[Data shown]:

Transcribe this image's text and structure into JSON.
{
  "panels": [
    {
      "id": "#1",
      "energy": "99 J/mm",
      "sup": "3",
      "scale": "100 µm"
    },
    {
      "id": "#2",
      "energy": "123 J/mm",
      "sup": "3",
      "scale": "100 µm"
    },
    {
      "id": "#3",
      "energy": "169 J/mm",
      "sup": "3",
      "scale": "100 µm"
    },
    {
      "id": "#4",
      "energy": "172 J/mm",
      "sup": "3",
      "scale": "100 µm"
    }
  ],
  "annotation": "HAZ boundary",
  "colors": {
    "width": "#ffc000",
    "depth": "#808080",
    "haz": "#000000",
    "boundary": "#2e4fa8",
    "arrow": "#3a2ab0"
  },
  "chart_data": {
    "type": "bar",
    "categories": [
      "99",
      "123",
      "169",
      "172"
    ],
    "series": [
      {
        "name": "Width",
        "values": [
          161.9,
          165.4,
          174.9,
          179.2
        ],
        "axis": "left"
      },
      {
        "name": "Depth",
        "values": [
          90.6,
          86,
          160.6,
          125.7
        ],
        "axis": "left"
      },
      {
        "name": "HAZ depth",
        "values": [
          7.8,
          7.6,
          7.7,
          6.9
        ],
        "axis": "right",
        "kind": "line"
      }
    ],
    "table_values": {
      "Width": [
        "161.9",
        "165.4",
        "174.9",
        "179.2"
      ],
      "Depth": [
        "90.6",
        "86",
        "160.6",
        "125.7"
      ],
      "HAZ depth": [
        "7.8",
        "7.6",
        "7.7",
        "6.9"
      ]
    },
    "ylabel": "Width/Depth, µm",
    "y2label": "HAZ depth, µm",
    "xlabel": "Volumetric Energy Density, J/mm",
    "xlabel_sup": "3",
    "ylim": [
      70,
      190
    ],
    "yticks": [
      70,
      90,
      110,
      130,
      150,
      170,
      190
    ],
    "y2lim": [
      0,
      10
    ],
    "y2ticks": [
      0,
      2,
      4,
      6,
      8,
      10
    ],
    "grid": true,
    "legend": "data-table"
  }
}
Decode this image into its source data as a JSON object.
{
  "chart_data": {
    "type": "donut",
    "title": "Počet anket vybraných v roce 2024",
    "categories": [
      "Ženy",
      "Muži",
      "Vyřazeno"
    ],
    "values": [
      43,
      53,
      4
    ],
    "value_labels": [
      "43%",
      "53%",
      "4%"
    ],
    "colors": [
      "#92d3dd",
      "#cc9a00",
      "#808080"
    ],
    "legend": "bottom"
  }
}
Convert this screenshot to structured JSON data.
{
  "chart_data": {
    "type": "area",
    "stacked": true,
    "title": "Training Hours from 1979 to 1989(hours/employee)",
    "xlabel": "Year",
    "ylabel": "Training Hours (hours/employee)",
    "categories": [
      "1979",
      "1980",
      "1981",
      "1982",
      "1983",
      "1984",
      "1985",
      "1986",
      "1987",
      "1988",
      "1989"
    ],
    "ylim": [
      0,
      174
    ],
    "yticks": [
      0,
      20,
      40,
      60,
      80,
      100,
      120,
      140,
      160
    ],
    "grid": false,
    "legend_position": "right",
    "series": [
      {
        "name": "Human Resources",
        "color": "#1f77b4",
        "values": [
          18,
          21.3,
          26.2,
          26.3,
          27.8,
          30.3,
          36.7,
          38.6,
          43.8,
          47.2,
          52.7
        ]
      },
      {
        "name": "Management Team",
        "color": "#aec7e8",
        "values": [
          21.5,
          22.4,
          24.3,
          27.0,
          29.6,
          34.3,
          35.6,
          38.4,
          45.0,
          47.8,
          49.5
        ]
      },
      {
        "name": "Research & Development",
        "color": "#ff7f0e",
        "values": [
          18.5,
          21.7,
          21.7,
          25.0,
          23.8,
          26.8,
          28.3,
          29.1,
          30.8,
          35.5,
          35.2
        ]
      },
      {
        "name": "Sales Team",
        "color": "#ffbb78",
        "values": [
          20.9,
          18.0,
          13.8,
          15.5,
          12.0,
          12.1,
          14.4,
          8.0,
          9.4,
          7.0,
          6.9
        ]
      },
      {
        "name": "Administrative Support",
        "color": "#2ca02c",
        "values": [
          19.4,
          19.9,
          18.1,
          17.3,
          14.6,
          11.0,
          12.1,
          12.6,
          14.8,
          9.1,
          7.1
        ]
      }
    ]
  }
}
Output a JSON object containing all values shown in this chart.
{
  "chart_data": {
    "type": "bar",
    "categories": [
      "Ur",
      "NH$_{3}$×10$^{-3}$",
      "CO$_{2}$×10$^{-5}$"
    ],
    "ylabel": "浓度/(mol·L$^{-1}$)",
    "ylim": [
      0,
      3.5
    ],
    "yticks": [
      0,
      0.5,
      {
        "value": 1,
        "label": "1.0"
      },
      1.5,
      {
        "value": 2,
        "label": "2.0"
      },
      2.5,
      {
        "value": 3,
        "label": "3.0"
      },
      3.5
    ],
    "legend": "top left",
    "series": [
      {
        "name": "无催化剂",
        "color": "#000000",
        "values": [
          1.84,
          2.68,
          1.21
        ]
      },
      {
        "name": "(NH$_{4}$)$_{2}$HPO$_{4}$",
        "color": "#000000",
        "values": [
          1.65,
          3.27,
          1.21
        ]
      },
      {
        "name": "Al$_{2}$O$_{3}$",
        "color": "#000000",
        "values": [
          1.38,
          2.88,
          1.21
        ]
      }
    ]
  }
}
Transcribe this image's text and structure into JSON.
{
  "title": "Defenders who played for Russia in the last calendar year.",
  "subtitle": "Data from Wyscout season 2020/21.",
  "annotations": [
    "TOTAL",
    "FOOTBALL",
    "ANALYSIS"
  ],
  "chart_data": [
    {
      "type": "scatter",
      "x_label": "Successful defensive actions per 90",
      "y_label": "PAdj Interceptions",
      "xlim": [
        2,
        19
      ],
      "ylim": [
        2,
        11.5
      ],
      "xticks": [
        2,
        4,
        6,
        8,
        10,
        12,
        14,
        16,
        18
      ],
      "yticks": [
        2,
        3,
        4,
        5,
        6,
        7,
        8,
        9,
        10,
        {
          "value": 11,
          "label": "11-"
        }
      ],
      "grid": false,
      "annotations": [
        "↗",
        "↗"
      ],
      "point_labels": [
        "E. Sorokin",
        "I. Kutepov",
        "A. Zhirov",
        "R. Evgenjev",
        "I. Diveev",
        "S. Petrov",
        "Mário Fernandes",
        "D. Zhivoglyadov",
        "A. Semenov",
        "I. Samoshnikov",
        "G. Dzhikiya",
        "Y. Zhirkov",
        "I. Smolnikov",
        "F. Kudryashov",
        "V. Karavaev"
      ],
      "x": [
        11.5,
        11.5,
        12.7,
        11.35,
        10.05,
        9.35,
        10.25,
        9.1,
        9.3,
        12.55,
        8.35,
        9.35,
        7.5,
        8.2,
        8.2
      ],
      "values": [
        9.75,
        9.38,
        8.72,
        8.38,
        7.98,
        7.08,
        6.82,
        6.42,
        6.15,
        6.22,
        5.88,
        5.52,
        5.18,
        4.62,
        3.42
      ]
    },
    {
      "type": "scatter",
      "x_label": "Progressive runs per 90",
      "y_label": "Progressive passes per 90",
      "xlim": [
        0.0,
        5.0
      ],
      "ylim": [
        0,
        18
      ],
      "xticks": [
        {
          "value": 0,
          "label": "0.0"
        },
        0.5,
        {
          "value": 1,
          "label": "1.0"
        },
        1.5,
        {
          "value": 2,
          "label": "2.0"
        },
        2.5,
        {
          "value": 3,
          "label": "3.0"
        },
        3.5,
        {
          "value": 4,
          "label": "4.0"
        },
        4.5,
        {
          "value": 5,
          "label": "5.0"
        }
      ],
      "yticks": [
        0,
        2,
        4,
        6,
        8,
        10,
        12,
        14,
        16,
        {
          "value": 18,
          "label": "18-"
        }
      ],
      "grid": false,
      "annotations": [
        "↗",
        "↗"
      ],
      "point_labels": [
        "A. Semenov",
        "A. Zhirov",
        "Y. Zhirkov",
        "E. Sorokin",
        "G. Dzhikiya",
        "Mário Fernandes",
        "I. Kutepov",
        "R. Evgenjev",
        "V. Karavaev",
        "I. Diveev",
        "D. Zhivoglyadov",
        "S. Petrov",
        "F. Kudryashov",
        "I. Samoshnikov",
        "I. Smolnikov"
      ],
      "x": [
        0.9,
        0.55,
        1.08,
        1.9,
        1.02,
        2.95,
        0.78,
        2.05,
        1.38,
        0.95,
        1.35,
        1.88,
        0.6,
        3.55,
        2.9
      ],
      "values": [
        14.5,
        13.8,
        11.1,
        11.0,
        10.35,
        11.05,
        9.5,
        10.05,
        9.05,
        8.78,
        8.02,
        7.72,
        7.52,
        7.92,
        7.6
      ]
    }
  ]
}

[Stated exercise]: Copy each line of the records containing the string "this".

[Reply]:
Transcribe this image's text and structure into JSON.
Decode this image into its source data as a JSON object.
Convert this screenshot to structured JSON data.
Output a JSON object containing all values shown in this chart.
Transcribe this image's text and structure into JSON.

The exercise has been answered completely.